→ GIVEN REQUEST
Set down each record below precisely, skipping the pictures.

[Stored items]
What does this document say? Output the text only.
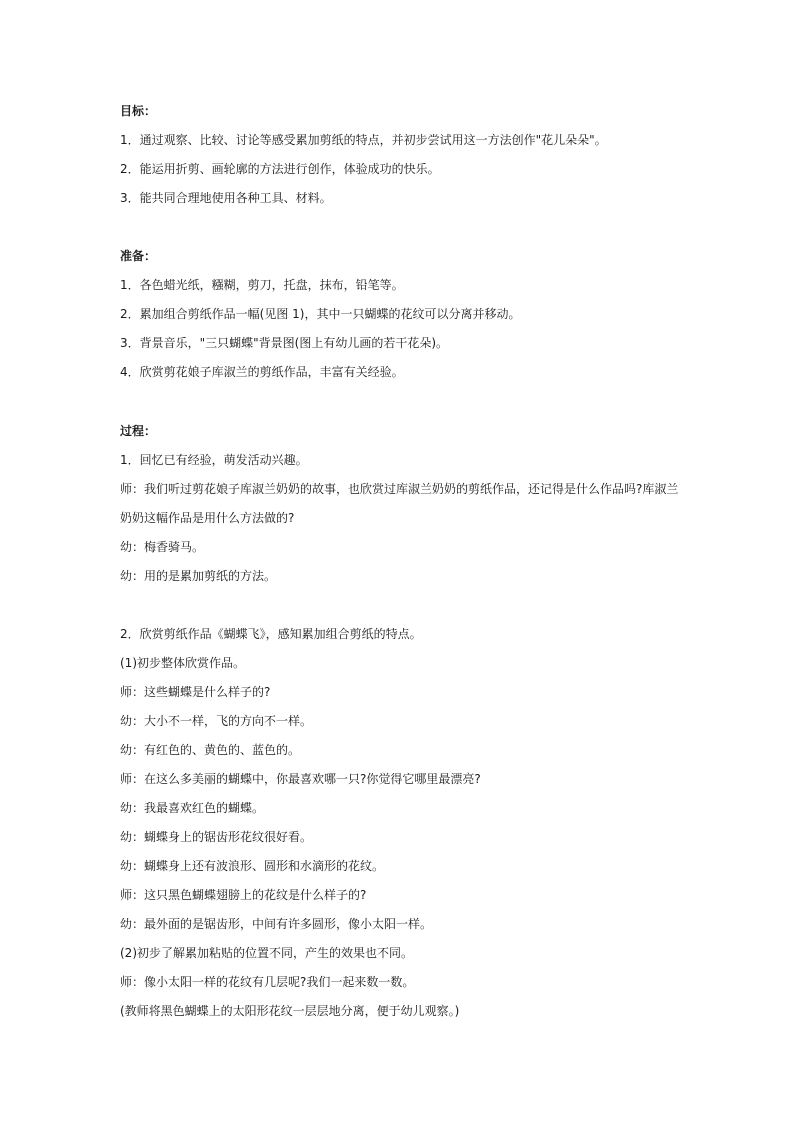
目标：
1．通过观察、比较、讨论等感受累加剪纸的特点，并初步尝试用这一方法创作"花儿朵朵"。
2．能运用折剪、画轮廓的方法进行创作，体验成功的快乐。
3．能共同合理地使用各种工具、材料。
准备：
1．各色蜡光纸，糨糊，剪刀，托盘，抹布，铅笔等。
2．累加组合剪纸作品一幅(见图 1)，其中一只蝴蝶的花纹可以分离并移动。
3．背景音乐，"三只蝴蝶"背景图(图上有幼儿画的若干花朵)。
4．欣赏剪花娘子库淑兰的剪纸作品，丰富有关经验。
过程：
1．回忆已有经验，萌发活动兴趣。
师：我们听过剪花娘子库淑兰奶奶的故事，也欣赏过库淑兰奶奶的剪纸作品，还记得是什么作品吗?库淑兰
奶奶这幅作品是用什么方法做的?
幼：梅香骑马。
幼：用的是累加剪纸的方法。
2．欣赏剪纸作品《蝴蝶飞》，感知累加组合剪纸的特点。
(1)初步整体欣赏作品。
师：这些蝴蝶是什么样子的?
幼：大小不一样，飞的方向不一样。
幼：有红色的、黄色的、蓝色的。
师：在这么多美丽的蝴蝶中，你最喜欢哪一只?你觉得它哪里最漂亮?
幼：我最喜欢红色的蝴蝶。
幼：蝴蝶身上的锯齿形花纹很好看。
幼：蝴蝶身上还有波浪形、圆形和水滴形的花纹。
师：这只黑色蝴蝶翅膀上的花纹是什么样子的?
幼：最外面的是锯齿形，中间有许多圆形，像小太阳一样。
(2)初步了解累加粘贴的位置不同，产生的效果也不同。
师：像小太阳一样的花纹有几层呢?我们一起来数一数。
(教师将黑色蝴蝶上的太阳形花纹一层层地分离，便于幼儿观察。)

→ WORKED SOLUTION
What does this document say? Output the text only.
目标：
1．通过观察、比较、讨论等感受累加剪纸的特点，并初步尝试用这一方法创作"花儿朵朵"。
2．能运用折剪、画轮廓的方法进行创作，体验成功的快乐。
3．能共同合理地使用各种工具、材料。
准备：
1．各色蜡光纸，糨糊，剪刀，托盘，抹布，铅笔等。
2．累加组合剪纸作品一幅(见图 1)，其中一只蝴蝶的花纹可以分离并移动。
3．背景音乐，"三只蝴蝶"背景图(图上有幼儿画的若干花朵)。
4．欣赏剪花娘子库淑兰的剪纸作品，丰富有关经验。
过程：
1．回忆已有经验，萌发活动兴趣。
师：我们听过剪花娘子库淑兰奶奶的故事，也欣赏过库淑兰奶奶的剪纸作品，还记得是什么作品吗?库淑兰
奶奶这幅作品是用什么方法做的?
幼：梅香骑马。
幼：用的是累加剪纸的方法。
2．欣赏剪纸作品《蝴蝶飞》，感知累加组合剪纸的特点。
(1)初步整体欣赏作品。
师：这些蝴蝶是什么样子的?
幼：大小不一样，飞的方向不一样。
幼：有红色的、黄色的、蓝色的。
师：在这么多美丽的蝴蝶中，你最喜欢哪一只?你觉得它哪里最漂亮?
幼：我最喜欢红色的蝴蝶。
幼：蝴蝶身上的锯齿形花纹很好看。
幼：蝴蝶身上还有波浪形、圆形和水滴形的花纹。
师：这只黑色蝴蝶翅膀上的花纹是什么样子的?
幼：最外面的是锯齿形，中间有许多圆形，像小太阳一样。
(2)初步了解累加粘贴的位置不同，产生的效果也不同。
师：像小太阳一样的花纹有几层呢?我们一起来数一数。
(教师将黑色蝴蝶上的太阳形花纹一层层地分离，便于幼儿观察。)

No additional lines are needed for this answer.